__Given instruction__.
Retype, without alteration, each line from the line containing "What text is on this page?" to the final line of the records.

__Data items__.
===

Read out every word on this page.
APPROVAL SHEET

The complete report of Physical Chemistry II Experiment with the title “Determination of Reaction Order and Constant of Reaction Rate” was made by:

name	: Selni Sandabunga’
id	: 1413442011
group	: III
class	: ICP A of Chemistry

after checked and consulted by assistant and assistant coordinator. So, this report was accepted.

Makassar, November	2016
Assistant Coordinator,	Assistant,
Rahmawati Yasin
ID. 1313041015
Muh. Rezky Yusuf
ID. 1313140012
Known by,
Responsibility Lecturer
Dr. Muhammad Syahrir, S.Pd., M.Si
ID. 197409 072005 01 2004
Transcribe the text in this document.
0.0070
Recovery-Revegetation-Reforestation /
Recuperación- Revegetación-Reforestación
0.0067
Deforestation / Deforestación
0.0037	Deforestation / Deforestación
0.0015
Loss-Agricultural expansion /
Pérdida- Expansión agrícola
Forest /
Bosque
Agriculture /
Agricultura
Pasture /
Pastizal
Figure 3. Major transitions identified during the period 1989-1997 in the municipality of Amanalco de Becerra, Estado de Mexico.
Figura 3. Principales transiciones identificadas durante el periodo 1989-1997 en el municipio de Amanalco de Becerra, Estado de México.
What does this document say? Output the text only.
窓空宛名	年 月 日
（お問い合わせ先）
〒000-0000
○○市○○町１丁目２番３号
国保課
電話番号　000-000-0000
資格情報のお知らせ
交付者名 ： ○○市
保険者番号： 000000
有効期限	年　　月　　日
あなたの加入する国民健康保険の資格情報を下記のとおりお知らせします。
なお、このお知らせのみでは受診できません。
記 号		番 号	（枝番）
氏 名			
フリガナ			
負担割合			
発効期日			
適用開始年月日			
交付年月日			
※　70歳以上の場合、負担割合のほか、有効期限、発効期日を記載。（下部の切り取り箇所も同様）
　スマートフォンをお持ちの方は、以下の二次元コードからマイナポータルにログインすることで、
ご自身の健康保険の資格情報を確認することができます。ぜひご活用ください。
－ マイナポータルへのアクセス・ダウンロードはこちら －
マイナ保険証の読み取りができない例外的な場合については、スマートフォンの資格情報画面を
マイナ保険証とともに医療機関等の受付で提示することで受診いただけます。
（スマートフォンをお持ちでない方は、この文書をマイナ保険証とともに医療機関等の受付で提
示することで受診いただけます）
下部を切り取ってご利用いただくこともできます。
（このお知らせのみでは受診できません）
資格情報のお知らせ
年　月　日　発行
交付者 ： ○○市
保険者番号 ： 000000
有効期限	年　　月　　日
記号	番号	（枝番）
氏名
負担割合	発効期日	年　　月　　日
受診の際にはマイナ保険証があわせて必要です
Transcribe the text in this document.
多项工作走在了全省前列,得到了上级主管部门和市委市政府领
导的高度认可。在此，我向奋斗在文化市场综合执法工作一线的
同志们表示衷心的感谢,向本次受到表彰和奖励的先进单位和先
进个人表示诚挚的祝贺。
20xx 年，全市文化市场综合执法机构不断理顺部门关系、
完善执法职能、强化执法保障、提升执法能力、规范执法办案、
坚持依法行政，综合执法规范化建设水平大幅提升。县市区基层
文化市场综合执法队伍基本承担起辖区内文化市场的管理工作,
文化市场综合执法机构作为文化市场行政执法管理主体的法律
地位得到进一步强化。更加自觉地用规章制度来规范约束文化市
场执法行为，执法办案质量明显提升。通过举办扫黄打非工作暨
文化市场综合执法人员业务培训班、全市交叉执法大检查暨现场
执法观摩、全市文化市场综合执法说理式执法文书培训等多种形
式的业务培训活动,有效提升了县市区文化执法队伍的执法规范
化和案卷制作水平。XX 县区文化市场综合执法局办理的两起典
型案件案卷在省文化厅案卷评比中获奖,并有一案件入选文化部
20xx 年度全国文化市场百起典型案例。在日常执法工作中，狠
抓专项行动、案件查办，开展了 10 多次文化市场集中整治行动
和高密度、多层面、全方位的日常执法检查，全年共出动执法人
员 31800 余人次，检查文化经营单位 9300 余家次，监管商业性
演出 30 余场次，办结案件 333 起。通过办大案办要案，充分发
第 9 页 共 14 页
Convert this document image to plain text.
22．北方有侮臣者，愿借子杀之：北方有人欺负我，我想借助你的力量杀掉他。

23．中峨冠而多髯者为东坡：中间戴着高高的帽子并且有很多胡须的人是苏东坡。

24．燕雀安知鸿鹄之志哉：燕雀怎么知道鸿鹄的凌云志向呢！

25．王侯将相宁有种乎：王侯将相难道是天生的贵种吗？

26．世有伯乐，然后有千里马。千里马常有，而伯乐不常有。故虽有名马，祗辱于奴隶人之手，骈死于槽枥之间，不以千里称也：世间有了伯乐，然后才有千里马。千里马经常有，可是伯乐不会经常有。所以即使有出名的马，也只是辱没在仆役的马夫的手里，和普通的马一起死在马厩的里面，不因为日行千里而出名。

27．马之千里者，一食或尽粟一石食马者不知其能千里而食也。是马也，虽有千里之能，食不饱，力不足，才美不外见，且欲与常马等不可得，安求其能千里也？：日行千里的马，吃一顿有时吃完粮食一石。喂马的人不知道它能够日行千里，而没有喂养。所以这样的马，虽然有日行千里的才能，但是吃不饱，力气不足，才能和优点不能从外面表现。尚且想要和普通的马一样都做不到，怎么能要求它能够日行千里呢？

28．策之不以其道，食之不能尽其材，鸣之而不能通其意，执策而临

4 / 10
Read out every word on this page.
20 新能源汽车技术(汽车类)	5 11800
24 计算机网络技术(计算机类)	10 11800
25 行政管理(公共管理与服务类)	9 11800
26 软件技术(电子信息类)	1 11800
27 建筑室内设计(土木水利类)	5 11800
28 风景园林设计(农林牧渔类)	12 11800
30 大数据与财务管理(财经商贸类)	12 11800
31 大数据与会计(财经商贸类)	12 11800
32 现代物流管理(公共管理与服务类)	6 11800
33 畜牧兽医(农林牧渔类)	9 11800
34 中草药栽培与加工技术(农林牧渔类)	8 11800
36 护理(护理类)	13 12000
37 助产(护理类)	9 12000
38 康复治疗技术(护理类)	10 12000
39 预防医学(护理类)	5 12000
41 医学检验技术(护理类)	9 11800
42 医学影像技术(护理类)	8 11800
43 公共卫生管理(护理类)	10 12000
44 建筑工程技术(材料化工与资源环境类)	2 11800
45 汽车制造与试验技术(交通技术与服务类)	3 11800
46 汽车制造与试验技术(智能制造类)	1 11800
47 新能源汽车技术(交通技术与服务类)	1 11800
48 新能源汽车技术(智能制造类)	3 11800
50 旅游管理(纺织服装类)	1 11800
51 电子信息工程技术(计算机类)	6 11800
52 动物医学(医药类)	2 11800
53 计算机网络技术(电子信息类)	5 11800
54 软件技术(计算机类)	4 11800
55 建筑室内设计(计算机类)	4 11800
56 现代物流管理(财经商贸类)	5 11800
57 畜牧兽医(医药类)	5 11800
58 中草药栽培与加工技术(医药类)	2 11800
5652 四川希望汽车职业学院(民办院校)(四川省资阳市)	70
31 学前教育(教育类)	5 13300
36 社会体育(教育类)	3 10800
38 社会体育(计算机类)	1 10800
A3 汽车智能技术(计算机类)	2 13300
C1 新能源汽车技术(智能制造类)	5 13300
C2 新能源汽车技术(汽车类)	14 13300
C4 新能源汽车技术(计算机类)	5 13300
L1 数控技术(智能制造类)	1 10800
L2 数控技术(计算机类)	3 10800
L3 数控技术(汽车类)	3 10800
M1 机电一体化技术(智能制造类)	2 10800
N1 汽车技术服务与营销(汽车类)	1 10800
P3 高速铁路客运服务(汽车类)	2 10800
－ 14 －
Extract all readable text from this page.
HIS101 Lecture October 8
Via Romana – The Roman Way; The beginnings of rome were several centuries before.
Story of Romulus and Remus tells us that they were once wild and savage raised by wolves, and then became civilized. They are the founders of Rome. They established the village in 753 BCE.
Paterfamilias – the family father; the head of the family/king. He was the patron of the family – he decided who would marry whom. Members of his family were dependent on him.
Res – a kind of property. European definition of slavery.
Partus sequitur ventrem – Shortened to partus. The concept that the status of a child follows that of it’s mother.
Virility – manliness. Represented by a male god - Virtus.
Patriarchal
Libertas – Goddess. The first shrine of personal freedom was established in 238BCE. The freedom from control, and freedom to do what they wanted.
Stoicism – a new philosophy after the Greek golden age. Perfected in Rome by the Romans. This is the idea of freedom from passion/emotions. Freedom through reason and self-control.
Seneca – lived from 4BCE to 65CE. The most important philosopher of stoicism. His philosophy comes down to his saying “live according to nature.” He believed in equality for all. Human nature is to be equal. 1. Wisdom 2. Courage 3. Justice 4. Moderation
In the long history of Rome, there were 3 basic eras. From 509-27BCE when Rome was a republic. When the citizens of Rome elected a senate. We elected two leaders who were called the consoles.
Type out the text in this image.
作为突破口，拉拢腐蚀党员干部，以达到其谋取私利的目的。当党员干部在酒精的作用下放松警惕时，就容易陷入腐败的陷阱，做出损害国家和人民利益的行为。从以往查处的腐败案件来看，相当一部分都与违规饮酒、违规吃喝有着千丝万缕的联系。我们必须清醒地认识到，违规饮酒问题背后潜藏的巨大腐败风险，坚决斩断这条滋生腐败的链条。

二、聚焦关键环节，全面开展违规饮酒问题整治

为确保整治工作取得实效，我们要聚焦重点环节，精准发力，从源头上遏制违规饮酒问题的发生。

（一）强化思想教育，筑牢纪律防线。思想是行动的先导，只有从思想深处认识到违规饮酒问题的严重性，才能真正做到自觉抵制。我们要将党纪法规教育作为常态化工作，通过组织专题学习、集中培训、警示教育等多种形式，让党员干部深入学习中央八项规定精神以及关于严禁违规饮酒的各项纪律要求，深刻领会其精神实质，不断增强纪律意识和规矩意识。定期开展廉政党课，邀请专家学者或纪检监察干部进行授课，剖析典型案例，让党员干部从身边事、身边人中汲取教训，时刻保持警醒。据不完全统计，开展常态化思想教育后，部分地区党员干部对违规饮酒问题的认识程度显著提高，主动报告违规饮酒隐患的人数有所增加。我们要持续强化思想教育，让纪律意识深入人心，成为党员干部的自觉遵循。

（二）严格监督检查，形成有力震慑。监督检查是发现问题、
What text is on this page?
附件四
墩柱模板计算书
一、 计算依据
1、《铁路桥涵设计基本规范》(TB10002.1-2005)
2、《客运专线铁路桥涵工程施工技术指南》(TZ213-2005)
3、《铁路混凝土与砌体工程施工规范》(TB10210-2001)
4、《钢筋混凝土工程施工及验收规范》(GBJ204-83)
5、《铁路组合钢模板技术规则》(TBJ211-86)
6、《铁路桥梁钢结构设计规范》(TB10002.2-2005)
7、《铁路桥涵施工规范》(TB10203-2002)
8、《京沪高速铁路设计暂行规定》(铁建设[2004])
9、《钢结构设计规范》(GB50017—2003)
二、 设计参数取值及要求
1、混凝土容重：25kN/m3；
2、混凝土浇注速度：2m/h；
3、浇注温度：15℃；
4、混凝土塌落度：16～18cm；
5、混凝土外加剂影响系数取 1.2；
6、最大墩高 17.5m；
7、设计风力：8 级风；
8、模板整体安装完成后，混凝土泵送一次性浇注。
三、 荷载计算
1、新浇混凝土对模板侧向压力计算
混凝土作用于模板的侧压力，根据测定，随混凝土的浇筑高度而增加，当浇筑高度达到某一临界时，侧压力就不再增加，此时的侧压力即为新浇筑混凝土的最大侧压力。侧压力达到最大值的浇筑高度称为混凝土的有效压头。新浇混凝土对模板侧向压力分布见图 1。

===

__Reply__.
What text is on this page?
附件四
墩柱模板计算书
一、 计算依据
1、《铁路桥涵设计基本规范》(TB10002.1-2005)
2、《客运专线铁路桥涵工程施工技术指南》(TZ213-2005)
3、《铁路混凝土与砌体工程施工规范》(TB10210-2001)
4、《钢筋混凝土工程施工及验收规范》(GBJ204-83)
5、《铁路组合钢模板技术规则》(TBJ211-86)
6、《铁路桥梁钢结构设计规范》(TB10002.2-2005)
7、《铁路桥涵施工规范》(TB10203-2002)
8、《京沪高速铁路设计暂行规定》(铁建设[2004])
9、《钢结构设计规范》(GB50017—2003)
二、 设计参数取值及要求
1、混凝土容重：25kN/m3；
2、混凝土浇注速度：2m/h；
3、浇注温度：15℃；
4、混凝土塌落度：16～18cm；
5、混凝土外加剂影响系数取 1.2；
6、最大墩高 17.5m；
7、设计风力：8 级风；
8、模板整体安装完成后，混凝土泵送一次性浇注。
三、 荷载计算
1、新浇混凝土对模板侧向压力计算
混凝土作用于模板的侧压力，根据测定，随混凝土的浇筑高度而增加，当浇筑高度达到某一临界时，侧压力就不再增加，此时的侧压力即为新浇筑混凝土的最大侧压力。侧压力达到最大值的浇筑高度称为混凝土的有效压头。新浇混凝土对模板侧向压力分布见图 1。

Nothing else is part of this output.